(Saved entries)
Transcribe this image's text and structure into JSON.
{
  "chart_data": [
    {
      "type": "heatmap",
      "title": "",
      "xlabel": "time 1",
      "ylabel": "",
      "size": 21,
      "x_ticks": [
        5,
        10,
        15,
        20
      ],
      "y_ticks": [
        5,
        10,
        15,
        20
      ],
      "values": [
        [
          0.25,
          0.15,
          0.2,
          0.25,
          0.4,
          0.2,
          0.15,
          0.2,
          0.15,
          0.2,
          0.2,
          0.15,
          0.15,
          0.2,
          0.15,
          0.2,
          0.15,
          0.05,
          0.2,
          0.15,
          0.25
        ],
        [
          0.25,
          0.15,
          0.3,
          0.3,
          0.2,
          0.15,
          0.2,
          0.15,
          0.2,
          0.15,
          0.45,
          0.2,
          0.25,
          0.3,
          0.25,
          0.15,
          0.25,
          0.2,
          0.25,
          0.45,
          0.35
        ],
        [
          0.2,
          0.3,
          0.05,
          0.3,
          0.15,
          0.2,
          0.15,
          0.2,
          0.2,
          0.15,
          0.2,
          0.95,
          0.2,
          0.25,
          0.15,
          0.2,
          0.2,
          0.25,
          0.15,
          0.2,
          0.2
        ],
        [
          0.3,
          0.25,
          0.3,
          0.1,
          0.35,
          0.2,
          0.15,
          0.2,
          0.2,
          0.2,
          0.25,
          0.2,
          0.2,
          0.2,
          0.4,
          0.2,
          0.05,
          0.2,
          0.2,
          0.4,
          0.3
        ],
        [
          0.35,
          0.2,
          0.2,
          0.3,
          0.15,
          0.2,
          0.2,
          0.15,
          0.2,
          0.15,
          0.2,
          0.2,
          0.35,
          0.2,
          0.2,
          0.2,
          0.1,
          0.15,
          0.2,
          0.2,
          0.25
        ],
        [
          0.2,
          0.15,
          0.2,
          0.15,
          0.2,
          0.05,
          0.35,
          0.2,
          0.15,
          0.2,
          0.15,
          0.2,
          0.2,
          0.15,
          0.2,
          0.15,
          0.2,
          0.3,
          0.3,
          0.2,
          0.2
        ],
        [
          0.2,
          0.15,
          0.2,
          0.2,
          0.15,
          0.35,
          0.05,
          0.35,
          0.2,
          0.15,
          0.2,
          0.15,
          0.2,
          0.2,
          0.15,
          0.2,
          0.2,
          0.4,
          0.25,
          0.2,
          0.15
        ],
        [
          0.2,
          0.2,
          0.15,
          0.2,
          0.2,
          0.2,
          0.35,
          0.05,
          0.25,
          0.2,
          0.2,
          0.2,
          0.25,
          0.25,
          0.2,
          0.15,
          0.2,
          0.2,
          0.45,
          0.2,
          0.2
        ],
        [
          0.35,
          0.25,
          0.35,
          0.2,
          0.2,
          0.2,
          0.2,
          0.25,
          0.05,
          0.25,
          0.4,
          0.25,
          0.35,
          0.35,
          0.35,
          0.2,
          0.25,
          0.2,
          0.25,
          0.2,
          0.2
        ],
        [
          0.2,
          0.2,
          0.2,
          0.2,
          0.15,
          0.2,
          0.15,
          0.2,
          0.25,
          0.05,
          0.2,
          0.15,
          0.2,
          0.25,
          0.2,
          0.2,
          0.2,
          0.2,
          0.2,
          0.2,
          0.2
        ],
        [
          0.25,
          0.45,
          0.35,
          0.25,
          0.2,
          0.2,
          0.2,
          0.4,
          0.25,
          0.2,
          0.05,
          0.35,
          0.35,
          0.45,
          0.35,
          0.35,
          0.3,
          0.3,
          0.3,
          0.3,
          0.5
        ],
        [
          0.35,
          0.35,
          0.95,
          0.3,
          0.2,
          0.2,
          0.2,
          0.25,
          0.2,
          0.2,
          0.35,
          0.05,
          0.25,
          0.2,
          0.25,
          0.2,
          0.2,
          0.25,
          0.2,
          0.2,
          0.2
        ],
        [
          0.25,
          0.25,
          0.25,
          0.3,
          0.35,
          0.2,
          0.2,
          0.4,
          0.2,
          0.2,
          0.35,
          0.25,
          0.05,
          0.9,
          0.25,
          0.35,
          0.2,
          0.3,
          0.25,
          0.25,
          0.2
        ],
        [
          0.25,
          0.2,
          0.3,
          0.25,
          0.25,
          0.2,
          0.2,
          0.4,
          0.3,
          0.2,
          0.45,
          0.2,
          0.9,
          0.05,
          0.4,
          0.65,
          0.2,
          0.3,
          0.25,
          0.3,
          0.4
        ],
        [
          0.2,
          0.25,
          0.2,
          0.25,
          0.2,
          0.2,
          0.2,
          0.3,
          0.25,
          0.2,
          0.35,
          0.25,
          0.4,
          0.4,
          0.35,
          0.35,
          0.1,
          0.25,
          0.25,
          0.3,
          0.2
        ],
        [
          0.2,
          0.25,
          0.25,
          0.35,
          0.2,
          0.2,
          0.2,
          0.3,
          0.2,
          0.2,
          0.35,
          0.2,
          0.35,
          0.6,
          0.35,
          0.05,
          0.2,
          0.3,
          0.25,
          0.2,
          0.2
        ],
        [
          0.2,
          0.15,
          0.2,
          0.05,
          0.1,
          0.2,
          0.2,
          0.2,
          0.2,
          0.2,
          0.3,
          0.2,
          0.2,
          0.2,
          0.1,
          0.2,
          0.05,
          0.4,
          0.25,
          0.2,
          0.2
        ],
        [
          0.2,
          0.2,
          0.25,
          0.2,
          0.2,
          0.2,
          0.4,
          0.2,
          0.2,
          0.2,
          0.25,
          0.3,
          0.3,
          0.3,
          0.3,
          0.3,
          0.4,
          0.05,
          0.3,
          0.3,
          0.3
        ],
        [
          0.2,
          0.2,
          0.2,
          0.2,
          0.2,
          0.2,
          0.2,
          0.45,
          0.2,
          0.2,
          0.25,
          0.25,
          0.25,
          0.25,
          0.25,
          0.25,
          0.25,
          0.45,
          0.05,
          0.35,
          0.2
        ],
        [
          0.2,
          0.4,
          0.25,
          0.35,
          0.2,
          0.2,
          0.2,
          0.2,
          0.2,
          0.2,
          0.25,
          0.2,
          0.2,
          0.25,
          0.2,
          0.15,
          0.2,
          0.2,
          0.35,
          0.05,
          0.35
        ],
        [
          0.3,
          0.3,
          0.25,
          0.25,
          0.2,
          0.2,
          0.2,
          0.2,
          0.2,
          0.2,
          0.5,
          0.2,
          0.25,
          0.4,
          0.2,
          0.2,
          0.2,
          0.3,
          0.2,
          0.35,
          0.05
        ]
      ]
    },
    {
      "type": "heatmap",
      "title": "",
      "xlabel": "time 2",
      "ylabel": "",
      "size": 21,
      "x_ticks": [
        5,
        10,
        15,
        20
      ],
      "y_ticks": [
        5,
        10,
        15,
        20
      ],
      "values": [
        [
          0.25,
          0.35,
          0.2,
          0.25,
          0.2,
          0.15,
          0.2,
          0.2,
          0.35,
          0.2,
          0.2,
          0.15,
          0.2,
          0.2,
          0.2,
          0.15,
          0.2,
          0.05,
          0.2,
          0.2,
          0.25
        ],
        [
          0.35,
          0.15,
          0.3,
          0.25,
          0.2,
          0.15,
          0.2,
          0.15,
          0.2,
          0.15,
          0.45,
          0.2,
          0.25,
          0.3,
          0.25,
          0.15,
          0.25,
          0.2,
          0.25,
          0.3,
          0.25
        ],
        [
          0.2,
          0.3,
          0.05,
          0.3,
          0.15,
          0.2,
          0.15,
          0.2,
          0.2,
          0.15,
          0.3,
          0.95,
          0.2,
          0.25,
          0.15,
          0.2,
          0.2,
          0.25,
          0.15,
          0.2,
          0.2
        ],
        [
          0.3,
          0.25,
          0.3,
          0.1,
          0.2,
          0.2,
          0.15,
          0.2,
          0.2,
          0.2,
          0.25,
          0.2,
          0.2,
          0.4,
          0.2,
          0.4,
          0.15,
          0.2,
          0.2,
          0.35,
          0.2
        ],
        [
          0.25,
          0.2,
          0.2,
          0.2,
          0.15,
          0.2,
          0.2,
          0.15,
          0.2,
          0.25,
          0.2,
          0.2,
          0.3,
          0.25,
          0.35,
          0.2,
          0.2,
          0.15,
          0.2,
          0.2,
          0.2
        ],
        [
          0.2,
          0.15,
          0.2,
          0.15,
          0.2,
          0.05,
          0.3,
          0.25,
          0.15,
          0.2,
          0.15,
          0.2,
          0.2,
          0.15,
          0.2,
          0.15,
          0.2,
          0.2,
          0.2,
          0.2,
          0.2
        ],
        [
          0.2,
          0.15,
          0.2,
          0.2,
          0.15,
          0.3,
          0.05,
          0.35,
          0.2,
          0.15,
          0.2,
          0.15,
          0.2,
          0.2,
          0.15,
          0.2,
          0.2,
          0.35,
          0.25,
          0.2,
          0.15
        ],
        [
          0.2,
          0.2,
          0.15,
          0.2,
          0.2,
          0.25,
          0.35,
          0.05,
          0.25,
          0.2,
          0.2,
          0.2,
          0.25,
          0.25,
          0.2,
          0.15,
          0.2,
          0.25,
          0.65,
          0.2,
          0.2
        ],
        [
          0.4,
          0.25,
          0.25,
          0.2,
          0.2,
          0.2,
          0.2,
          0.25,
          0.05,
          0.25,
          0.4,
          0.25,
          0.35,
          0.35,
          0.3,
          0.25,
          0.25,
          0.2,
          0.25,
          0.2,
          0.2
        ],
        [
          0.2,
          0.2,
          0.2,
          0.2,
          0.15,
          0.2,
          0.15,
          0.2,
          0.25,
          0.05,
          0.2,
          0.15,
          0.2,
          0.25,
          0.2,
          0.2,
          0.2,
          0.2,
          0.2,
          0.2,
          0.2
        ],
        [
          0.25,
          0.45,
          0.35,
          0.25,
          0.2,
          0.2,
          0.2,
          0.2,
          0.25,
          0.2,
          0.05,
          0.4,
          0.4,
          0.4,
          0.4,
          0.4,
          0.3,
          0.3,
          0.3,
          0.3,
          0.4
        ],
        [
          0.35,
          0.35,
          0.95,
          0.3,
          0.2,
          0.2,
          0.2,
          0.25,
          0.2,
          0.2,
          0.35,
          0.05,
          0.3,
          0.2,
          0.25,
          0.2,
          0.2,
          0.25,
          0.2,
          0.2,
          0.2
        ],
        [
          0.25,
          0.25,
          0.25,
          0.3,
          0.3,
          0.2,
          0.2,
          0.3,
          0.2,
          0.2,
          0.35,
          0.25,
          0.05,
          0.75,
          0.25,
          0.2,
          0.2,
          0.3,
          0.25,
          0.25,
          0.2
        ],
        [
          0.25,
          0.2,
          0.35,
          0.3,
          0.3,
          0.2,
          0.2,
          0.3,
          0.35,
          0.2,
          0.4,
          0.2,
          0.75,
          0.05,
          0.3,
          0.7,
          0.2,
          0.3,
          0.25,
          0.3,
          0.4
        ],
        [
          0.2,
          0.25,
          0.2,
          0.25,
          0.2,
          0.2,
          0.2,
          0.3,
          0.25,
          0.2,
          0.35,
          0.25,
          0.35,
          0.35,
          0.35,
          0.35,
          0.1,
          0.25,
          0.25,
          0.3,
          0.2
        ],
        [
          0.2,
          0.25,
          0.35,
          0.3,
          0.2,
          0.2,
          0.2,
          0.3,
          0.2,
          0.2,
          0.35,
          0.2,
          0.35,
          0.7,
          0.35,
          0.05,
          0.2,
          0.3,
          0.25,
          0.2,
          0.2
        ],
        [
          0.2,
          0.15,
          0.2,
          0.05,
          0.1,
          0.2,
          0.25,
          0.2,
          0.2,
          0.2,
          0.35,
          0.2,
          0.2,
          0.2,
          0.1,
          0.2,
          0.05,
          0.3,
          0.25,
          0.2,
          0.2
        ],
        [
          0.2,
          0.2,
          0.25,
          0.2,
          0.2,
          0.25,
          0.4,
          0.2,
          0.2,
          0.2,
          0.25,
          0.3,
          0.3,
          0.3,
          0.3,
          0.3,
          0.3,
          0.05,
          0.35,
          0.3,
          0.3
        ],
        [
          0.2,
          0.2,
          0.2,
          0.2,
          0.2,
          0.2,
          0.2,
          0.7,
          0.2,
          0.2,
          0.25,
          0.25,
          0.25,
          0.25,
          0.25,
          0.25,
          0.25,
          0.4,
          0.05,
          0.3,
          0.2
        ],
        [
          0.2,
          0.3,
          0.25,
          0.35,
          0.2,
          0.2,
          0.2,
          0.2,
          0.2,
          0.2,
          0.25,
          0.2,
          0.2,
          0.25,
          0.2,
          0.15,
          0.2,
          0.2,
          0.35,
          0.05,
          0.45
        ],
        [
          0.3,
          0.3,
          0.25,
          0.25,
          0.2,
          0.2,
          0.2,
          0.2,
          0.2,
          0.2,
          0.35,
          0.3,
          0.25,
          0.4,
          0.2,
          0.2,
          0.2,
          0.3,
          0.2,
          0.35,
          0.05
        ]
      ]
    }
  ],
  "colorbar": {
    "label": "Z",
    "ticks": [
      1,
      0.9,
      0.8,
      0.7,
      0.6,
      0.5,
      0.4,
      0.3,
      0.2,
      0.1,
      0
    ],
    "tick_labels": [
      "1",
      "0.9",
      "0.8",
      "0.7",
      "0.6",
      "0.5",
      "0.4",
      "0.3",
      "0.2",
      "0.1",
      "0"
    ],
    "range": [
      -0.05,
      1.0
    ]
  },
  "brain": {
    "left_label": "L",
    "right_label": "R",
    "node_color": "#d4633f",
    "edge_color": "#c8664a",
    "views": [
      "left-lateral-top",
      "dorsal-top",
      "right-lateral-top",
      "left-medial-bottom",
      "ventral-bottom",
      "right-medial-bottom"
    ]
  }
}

* _TASK DESCRIPTION_
Check each line of the records for "medial" and copy the ones that contain it.

* _EXERCISE RESULT_
      "left-medial-bottom",
      "right-medial-bottom"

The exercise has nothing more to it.